__YOUR INSTRUCTIONS__.
Reproduce every line of the material below, but drop the pictures.

[Dataset records]
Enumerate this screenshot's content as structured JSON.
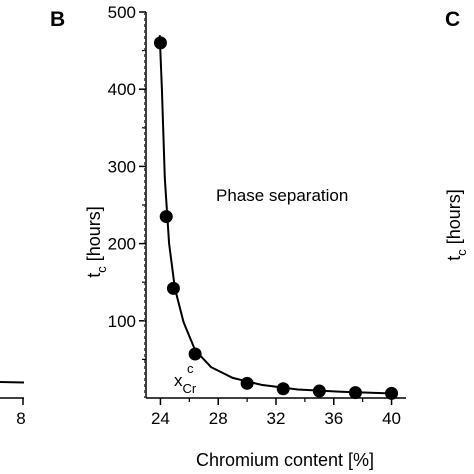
{
  "panels": {
    "left_partial": {
      "x_tick_label": "8"
    },
    "B": {
      "letter": "B"
    },
    "C": {
      "letter": "C",
      "ylabel": {
        "main": "t",
        "sub": "c",
        "rest": " [hours]"
      }
    }
  },
  "chart_data": {
    "type": "scatter",
    "xlabel": "Chromium content [%]",
    "ylabel": {
      "main": "t",
      "sub": "c",
      "rest": " [hours]"
    },
    "xlim": [
      23,
      41
    ],
    "ylim": [
      0,
      500
    ],
    "x_ticks": [
      24,
      28,
      32,
      36,
      40
    ],
    "y_ticks": [
      100,
      200,
      300,
      400,
      500
    ],
    "x_tick_labels": [
      "24",
      "28",
      "32",
      "36",
      "40"
    ],
    "y_tick_labels": [
      "100",
      "200",
      "300",
      "400",
      "500"
    ],
    "series": [
      {
        "points": [
          {
            "x": 24.0,
            "y": 460
          },
          {
            "x": 24.4,
            "y": 235
          },
          {
            "x": 24.9,
            "y": 142
          },
          {
            "x": 26.4,
            "y": 57
          },
          {
            "x": 30.0,
            "y": 19
          },
          {
            "x": 32.5,
            "y": 12
          },
          {
            "x": 35.0,
            "y": 9
          },
          {
            "x": 37.5,
            "y": 7
          },
          {
            "x": 40.0,
            "y": 6
          }
        ]
      }
    ],
    "fit_curve": [
      {
        "x": 23.95,
        "y": 470
      },
      {
        "x": 24.1,
        "y": 400
      },
      {
        "x": 24.3,
        "y": 285
      },
      {
        "x": 24.6,
        "y": 200
      },
      {
        "x": 25.0,
        "y": 142
      },
      {
        "x": 25.6,
        "y": 98
      },
      {
        "x": 26.4,
        "y": 62
      },
      {
        "x": 27.5,
        "y": 40
      },
      {
        "x": 29.0,
        "y": 26
      },
      {
        "x": 31.0,
        "y": 17
      },
      {
        "x": 33.5,
        "y": 11
      },
      {
        "x": 36.5,
        "y": 8
      },
      {
        "x": 40.0,
        "y": 6
      }
    ],
    "vertical_dashed_line_x": 22.9,
    "annotations": {
      "region": "Phase separation",
      "critical_label": {
        "main": "x",
        "sub": "Cr",
        "sup": "c"
      }
    },
    "marker_color": "#000000",
    "line_color": "#000000"
  }
}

__ANSWER FOR THIS EXERCISE__.
Enumerate this screenshot's content as structured JSON.
{
  "panels": {
    "left_partial": {
      "x_tick_label": "8"
    },
    "B": {
      "letter": "B"
    },
    "C": {
      "letter": "C",
      "ylabel": {
        "main": "t",
        "sub": "c",
        "rest": " [hours]"
      }
    }
  },
  "chart_data": {
    "type": "scatter",
    "xlabel": "Chromium content [%]",
    "ylabel": {
      "main": "t",
      "sub": "c",
      "rest": " [hours]"
    },
    "xlim": [
      23,
      41
    ],
    "ylim": [
      0,
      500
    ],
    "x_ticks": [
      24,
      28,
      32,
      36,
      40
    ],
    "y_ticks": [
      100,
      200,
      300,
      400,
      500
    ],
    "x_tick_labels": [
      "24",
      "28",
      "32",
      "36",
      "40"
    ],
    "y_tick_labels": [
      "100",
      "200",
      "300",
      "400",
      "500"
    ],
    "series": [
      {
        "points": [
          {
            "x": 24.0,
            "y": 460
          },
          {
            "x": 24.4,
            "y": 235
          },
          {
            "x": 24.9,
            "y": 142
          },
          {
            "x": 26.4,
            "y": 57
          },
          {
            "x": 30.0,
            "y": 19
          },
          {
            "x": 32.5,
            "y": 12
          },
          {
            "x": 35.0,
            "y": 9
          },
          {
            "x": 37.5,
            "y": 7
          },
          {
            "x": 40.0,
            "y": 6
          }
        ]
      }
    ],
    "fit_curve": [
      {
        "x": 23.95,
        "y": 470
      },
      {
        "x": 24.1,
        "y": 400
      },
      {
        "x": 24.3,
        "y": 285
      },
      {
        "x": 24.6,
        "y": 200
      },
      {
        "x": 25.0,
        "y": 142
      },
      {
        "x": 25.6,
        "y": 98
      },
      {
        "x": 26.4,
        "y": 62
      },
      {
        "x": 27.5,
        "y": 40
      },
      {
        "x": 29.0,
        "y": 26
      },
      {
        "x": 31.0,
        "y": 17
      },
      {
        "x": 33.5,
        "y": 11
      },
      {
        "x": 36.5,
        "y": 8
      },
      {
        "x": 40.0,
        "y": 6
      }
    ],
    "vertical_dashed_line_x": 22.9,
    "annotations": {
      "region": "Phase separation",
      "critical_label": {
        "main": "x",
        "sub": "Cr",
        "sup": "c"
      }
    },
    "marker_color": "#000000",
    "line_color": "#000000"
  }
}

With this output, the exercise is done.